Element placement data

-- begin --

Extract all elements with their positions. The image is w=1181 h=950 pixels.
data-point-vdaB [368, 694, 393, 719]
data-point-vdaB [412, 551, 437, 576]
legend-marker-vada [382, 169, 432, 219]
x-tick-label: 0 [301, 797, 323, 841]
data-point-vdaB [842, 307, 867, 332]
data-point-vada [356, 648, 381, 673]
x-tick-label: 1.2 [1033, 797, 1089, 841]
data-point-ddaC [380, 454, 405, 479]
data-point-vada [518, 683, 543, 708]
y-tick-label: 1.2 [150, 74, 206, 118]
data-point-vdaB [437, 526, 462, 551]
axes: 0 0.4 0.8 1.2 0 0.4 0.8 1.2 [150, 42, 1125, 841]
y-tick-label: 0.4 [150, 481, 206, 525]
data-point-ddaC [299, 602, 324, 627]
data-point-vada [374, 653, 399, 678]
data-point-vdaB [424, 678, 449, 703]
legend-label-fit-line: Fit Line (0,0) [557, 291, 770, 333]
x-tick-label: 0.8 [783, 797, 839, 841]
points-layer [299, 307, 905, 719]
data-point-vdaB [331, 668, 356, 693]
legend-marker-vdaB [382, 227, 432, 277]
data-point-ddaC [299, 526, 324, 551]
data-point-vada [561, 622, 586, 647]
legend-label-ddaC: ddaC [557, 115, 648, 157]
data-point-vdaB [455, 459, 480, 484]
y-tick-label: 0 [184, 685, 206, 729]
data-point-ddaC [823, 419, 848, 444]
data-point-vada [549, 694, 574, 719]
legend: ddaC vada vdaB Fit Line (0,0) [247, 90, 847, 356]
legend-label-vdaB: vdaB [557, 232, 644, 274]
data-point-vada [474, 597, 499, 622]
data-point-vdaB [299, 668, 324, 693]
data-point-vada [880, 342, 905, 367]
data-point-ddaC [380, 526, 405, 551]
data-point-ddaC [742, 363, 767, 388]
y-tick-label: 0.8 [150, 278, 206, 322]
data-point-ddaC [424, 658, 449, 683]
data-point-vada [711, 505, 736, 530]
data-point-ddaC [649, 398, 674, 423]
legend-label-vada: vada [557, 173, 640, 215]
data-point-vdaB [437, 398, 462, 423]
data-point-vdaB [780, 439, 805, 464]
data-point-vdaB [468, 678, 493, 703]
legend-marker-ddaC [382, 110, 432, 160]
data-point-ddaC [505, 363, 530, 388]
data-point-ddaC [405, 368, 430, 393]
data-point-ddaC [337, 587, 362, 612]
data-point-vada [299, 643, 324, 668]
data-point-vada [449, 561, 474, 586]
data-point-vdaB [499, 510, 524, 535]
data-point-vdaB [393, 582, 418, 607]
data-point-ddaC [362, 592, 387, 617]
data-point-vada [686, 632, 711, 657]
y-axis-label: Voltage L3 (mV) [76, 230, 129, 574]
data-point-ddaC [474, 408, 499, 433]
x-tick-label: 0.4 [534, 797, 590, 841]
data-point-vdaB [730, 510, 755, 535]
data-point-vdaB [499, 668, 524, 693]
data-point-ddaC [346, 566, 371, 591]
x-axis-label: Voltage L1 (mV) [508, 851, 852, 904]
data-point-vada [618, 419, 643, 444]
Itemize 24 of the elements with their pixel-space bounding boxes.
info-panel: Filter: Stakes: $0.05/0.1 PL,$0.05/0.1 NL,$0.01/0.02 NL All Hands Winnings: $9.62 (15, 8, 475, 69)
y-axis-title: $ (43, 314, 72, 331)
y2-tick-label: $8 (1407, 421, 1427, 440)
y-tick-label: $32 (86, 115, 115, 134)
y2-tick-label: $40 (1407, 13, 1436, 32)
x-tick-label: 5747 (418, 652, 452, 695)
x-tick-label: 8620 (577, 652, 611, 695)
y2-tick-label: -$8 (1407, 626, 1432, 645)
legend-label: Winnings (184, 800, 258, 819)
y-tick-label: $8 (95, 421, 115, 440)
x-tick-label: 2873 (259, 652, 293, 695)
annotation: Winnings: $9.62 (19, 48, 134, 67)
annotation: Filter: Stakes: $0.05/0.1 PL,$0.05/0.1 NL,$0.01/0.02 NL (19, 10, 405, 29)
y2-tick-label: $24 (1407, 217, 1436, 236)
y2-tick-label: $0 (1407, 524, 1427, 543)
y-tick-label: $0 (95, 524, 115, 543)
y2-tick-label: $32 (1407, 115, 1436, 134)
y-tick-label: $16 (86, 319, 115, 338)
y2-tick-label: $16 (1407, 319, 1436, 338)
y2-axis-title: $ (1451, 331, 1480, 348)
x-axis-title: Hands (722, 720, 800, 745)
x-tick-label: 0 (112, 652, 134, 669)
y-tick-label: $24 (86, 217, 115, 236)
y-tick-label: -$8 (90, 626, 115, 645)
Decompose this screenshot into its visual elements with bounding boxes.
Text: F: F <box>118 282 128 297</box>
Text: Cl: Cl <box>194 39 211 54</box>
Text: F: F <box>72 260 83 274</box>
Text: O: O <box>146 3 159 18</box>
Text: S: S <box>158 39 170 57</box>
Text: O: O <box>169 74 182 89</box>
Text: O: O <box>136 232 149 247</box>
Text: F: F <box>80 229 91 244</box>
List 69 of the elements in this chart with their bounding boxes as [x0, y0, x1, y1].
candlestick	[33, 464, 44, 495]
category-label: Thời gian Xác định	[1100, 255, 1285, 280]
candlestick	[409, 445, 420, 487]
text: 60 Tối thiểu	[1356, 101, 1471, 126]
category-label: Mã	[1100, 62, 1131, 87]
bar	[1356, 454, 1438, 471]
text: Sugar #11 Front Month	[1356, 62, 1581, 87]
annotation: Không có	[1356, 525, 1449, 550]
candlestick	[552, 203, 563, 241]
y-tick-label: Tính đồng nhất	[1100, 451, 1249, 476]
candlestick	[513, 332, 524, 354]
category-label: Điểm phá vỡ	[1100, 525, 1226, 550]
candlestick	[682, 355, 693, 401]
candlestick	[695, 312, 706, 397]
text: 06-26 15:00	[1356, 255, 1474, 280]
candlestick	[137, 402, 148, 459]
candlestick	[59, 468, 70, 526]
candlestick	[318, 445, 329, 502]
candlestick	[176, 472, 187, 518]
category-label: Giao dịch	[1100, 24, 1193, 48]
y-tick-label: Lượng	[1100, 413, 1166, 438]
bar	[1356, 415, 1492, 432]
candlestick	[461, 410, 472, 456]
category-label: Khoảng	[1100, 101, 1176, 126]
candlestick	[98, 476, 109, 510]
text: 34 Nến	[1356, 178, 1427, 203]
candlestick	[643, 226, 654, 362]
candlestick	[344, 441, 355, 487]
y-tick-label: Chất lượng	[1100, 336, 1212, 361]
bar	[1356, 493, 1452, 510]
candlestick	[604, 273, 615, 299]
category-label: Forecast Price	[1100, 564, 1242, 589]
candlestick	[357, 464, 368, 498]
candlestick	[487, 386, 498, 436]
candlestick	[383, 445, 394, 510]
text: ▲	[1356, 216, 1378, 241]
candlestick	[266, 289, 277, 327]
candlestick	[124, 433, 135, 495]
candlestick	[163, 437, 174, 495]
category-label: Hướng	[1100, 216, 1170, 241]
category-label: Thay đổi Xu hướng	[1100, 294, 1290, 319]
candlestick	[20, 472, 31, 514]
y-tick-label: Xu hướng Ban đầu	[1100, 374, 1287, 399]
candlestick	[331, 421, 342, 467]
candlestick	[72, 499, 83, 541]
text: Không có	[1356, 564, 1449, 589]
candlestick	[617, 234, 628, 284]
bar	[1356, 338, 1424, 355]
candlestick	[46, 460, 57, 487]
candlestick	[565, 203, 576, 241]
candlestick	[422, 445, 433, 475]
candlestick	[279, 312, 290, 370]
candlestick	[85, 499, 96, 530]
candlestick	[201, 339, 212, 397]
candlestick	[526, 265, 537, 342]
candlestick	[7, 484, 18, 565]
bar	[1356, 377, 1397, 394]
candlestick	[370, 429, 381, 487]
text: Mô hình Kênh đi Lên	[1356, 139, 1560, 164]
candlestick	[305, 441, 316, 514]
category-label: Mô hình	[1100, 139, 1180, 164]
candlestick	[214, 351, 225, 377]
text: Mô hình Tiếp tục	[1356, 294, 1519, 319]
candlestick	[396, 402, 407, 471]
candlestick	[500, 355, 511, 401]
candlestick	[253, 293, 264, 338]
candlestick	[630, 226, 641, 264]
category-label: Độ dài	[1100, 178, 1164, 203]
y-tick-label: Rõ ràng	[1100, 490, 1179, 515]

-- end --

• _Task description_
Rewrite the items above as a numbered list, starting at the first line and ending at the line containing "data-point-vdaB [842, 307, 867, 332]", with both of those lines included and any blank lines left out.

• _Final answer_
1. Extract all elements with their positions. The image is w=1181 h=950 pixels.
2. data-point-vdaB [368, 694, 393, 719]
3. data-point-vdaB [412, 551, 437, 576]
4. legend-marker-vada [382, 169, 432, 219]
5. x-tick-label: 0 [301, 797, 323, 841]
6. data-point-vdaB [842, 307, 867, 332]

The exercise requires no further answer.